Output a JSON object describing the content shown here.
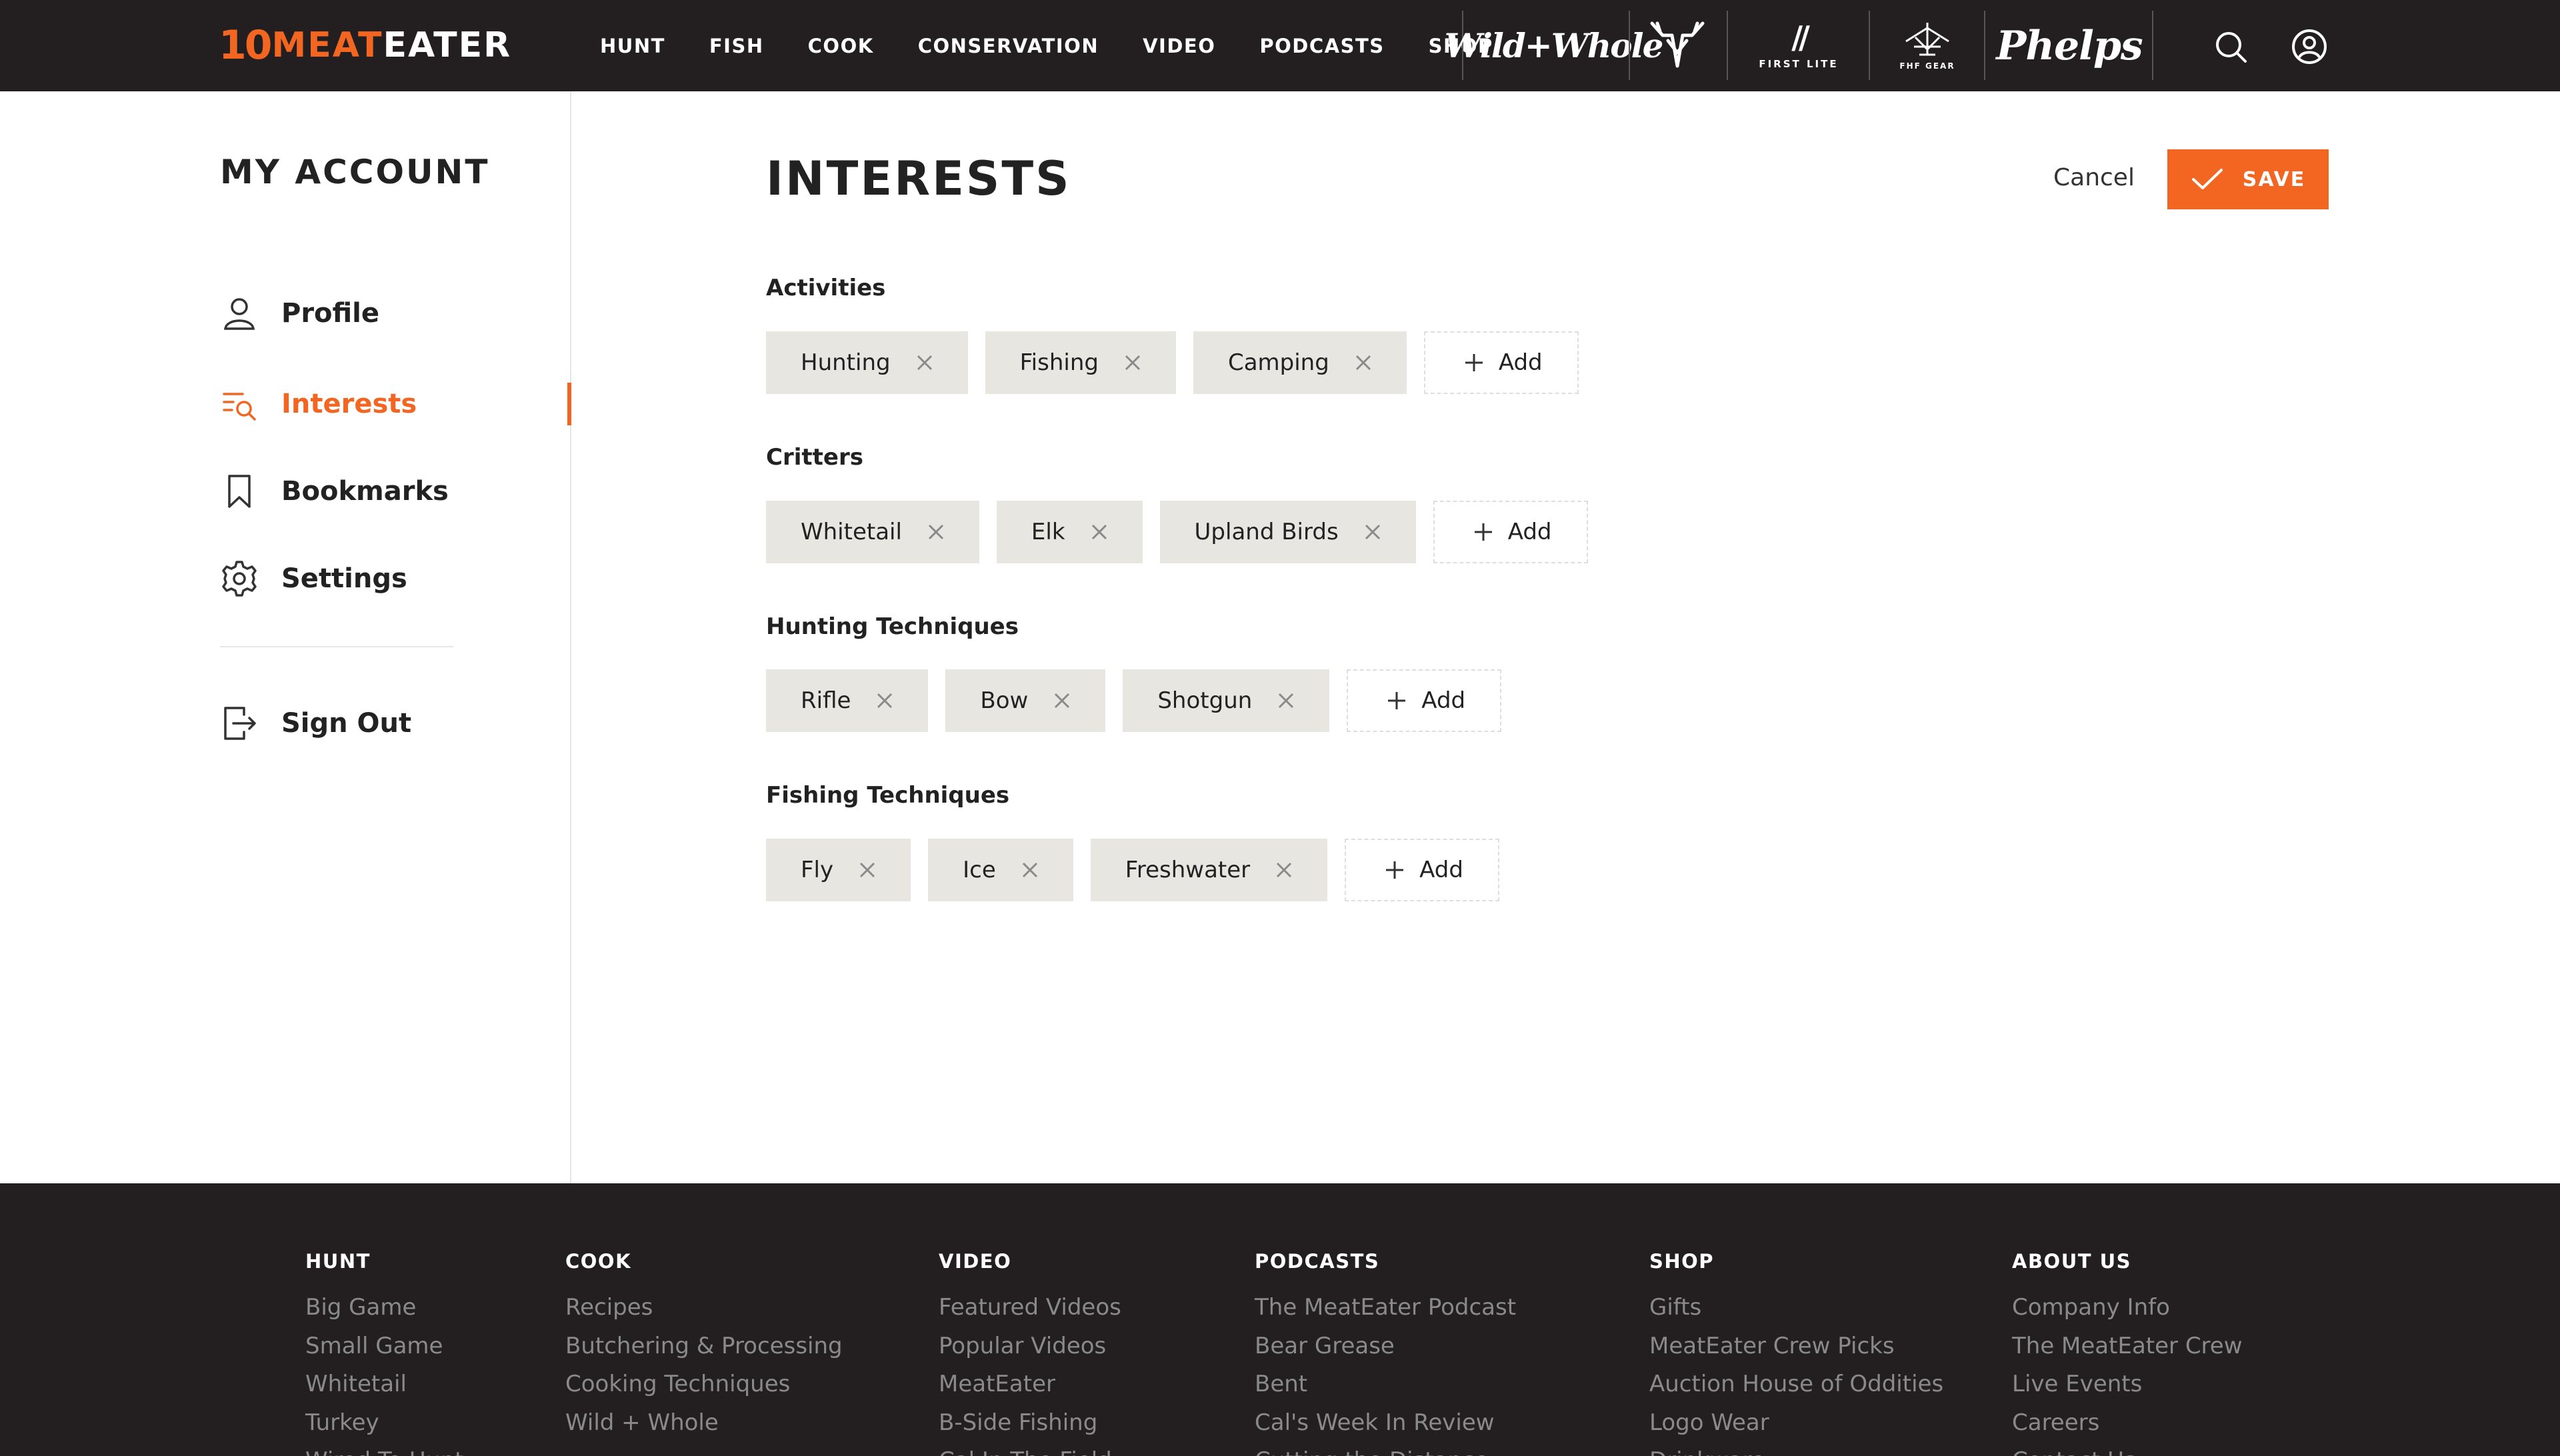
{
  "header": {
    "logo_mark": "10",
    "logo_meat": "MEAT",
    "logo_eater": "EATER",
    "nav": [
      "HUNT",
      "FISH",
      "COOK",
      "CONSERVATION",
      "VIDEO",
      "PODCASTS",
      "SHOP"
    ],
    "brand_wild": "Wild+Whole",
    "brand_firstlite_mark": "//",
    "brand_firstlite": "FIRST LITE",
    "brand_fhf": "FHF GEAR",
    "brand_phelps": "Phelps",
    "icons": [
      "search-icon",
      "account-icon"
    ]
  },
  "sidebar": {
    "title": "MY ACCOUNT",
    "items": [
      {
        "label": "Profile",
        "icon": "user-icon"
      },
      {
        "label": "Interests",
        "icon": "interests-icon",
        "active": true
      },
      {
        "label": "Bookmarks",
        "icon": "bookmark-icon"
      },
      {
        "label": "Settings",
        "icon": "gear-icon"
      }
    ],
    "sign_out": {
      "label": "Sign Out",
      "icon": "sign-out-icon"
    }
  },
  "main": {
    "title": "INTERESTS",
    "cancel_label": "Cancel",
    "save_label": "SAVE",
    "add_label": "Add",
    "sections": [
      {
        "label": "Activities",
        "chips": [
          "Hunting",
          "Fishing",
          "Camping"
        ]
      },
      {
        "label": "Critters",
        "chips": [
          "Whitetail",
          "Elk",
          "Upland Birds"
        ]
      },
      {
        "label": "Hunting Techniques",
        "chips": [
          "Rifle",
          "Bow",
          "Shotgun"
        ]
      },
      {
        "label": "Fishing Techniques",
        "chips": [
          "Fly",
          "Ice",
          "Freshwater"
        ]
      }
    ]
  },
  "footer": {
    "columns": [
      {
        "heading": "HUNT",
        "links": [
          "Big Game",
          "Small Game",
          "Whitetail",
          "Turkey",
          "Wired To Hunt"
        ]
      },
      {
        "heading": "COOK",
        "links": [
          "Recipes",
          "Butchering & Processing",
          "Cooking Techniques",
          "Wild + Whole"
        ]
      },
      {
        "heading": "VIDEO",
        "links": [
          "Featured Videos",
          "Popular Videos",
          "MeatEater",
          "B-Side Fishing",
          "Cal In The Field"
        ]
      },
      {
        "heading": "PODCASTS",
        "links": [
          "The MeatEater Podcast",
          "Bear Grease",
          "Bent",
          "Cal's Week In Review",
          "Cutting the Distance"
        ]
      },
      {
        "heading": "SHOP",
        "links": [
          "Gifts",
          "MeatEater Crew Picks",
          "Auction House of Oddities",
          "Logo Wear",
          "Drinkware"
        ]
      },
      {
        "heading": "ABOUT US",
        "links": [
          "Company Info",
          "The MeatEater Crew",
          "Live Events",
          "Careers",
          "Contact Us"
        ]
      }
    ]
  },
  "colors": {
    "accent": "#f26622",
    "nav_bg": "#231f20",
    "chip_bg": "#e8e6e1"
  }
}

——————————

From the entries above, output every line exactly and omit any image.

TASK RESULT:
Output a JSON object describing the content shown here.
{
  "header": {
    "logo_mark": "10",
    "logo_meat": "MEAT",
    "logo_eater": "EATER",
    "nav": [
      "HUNT",
      "FISH",
      "COOK",
      "CONSERVATION",
      "VIDEO",
      "PODCASTS",
      "SHOP"
    ],
    "brand_wild": "Wild+Whole",
    "brand_firstlite_mark": "//",
    "brand_firstlite": "FIRST LITE",
    "brand_fhf": "FHF GEAR",
    "brand_phelps": "Phelps",
    "icons": [
      "search-icon",
      "account-icon"
    ]
  },
  "sidebar": {
    "title": "MY ACCOUNT",
    "items": [
      {
        "label": "Profile",
        "icon": "user-icon"
      },
      {
        "label": "Interests",
        "icon": "interests-icon",
        "active": true
      },
      {
        "label": "Bookmarks",
        "icon": "bookmark-icon"
      },
      {
        "label": "Settings",
        "icon": "gear-icon"
      }
    ],
    "sign_out": {
      "label": "Sign Out",
      "icon": "sign-out-icon"
    }
  },
  "main": {
    "title": "INTERESTS",
    "cancel_label": "Cancel",
    "save_label": "SAVE",
    "add_label": "Add",
    "sections": [
      {
        "label": "Activities",
        "chips": [
          "Hunting",
          "Fishing",
          "Camping"
        ]
      },
      {
        "label": "Critters",
        "chips": [
          "Whitetail",
          "Elk",
          "Upland Birds"
        ]
      },
      {
        "label": "Hunting Techniques",
        "chips": [
          "Rifle",
          "Bow",
          "Shotgun"
        ]
      },
      {
        "label": "Fishing Techniques",
        "chips": [
          "Fly",
          "Ice",
          "Freshwater"
        ]
      }
    ]
  },
  "footer": {
    "columns": [
      {
        "heading": "HUNT",
        "links": [
          "Big Game",
          "Small Game",
          "Whitetail",
          "Turkey",
          "Wired To Hunt"
        ]
      },
      {
        "heading": "COOK",
        "links": [
          "Recipes",
          "Butchering & Processing",
          "Cooking Techniques",
          "Wild + Whole"
        ]
      },
      {
        "heading": "VIDEO",
        "links": [
          "Featured Videos",
          "Popular Videos",
          "MeatEater",
          "B-Side Fishing",
          "Cal In The Field"
        ]
      },
      {
        "heading": "PODCASTS",
        "links": [
          "The MeatEater Podcast",
          "Bear Grease",
          "Bent",
          "Cal's Week In Review",
          "Cutting the Distance"
        ]
      },
      {
        "heading": "SHOP",
        "links": [
          "Gifts",
          "MeatEater Crew Picks",
          "Auction House of Oddities",
          "Logo Wear",
          "Drinkware"
        ]
      },
      {
        "heading": "ABOUT US",
        "links": [
          "Company Info",
          "The MeatEater Crew",
          "Live Events",
          "Careers",
          "Contact Us"
        ]
      }
    ]
  },
  "colors": {
    "accent": "#f26622",
    "nav_bg": "#231f20",
    "chip_bg": "#e8e6e1"
  }
}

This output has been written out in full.